PROMPT:
The records underneath are to be repeated exactly, with the pictures left out.

(Data items)
§
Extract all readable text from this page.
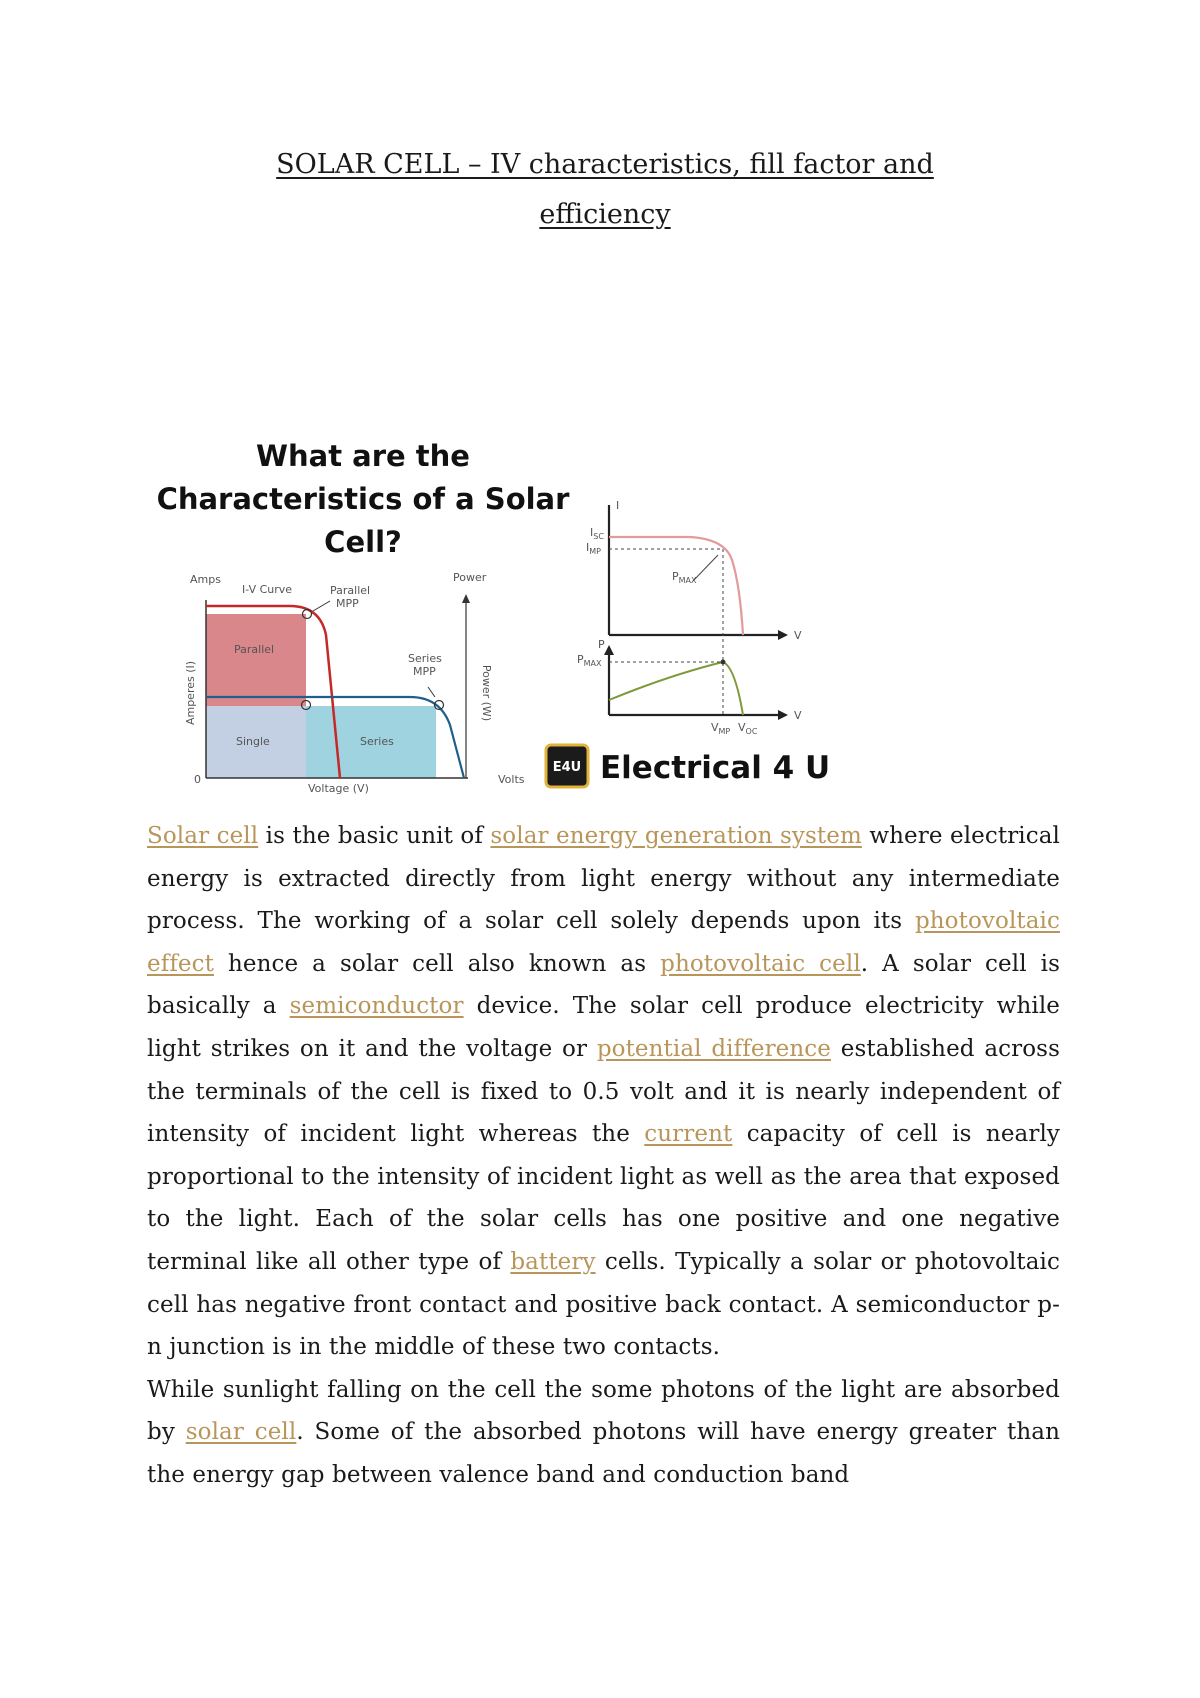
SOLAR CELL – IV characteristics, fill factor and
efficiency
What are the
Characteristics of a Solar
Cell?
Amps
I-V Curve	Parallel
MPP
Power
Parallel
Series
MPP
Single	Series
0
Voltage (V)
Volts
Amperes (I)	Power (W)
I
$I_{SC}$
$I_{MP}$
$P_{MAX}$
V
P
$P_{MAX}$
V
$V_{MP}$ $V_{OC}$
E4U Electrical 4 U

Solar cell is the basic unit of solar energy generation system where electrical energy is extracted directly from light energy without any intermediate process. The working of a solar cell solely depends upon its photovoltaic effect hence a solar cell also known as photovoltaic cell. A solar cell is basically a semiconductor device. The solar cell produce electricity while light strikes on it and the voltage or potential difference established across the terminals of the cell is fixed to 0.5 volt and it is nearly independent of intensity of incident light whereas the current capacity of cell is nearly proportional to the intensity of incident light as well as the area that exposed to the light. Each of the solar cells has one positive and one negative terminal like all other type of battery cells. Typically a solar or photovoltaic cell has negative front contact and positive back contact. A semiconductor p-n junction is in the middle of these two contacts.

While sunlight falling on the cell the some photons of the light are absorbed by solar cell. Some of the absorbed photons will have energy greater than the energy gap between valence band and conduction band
§
EXERCISE RESULT:
Extract all readable text from this page.
SOLAR CELL – IV characteristics, fill factor and
efficiency
What are the
Characteristics of a Solar
Cell?
Amps
I-V Curve	Parallel
MPP
Power
Parallel
Series
MPP
Single	Series
0
Voltage (V)
Volts
Amperes (I)	Power (W)
I
$I_{SC}$
$I_{MP}$
$P_{MAX}$
V
P
$P_{MAX}$
V
$V_{MP}$ $V_{OC}$
E4U Electrical 4 U

Solar cell is the basic unit of solar energy generation system where electrical energy is extracted directly from light energy without any intermediate process. The working of a solar cell solely depends upon its photovoltaic effect hence a solar cell also known as photovoltaic cell. A solar cell is basically a semiconductor device. The solar cell produce electricity while light strikes on it and the voltage or potential difference established across the terminals of the cell is fixed to 0.5 volt and it is nearly independent of intensity of incident light whereas the current capacity of cell is nearly proportional to the intensity of incident light as well as the area that exposed to the light. Each of the solar cells has one positive and one negative terminal like all other type of battery cells. Typically a solar or photovoltaic cell has negative front contact and positive back contact. A semiconductor p-n junction is in the middle of these two contacts.

While sunlight falling on the cell the some photons of the light are absorbed by solar cell. Some of the absorbed photons will have energy greater than the energy gap between valence band and conduction band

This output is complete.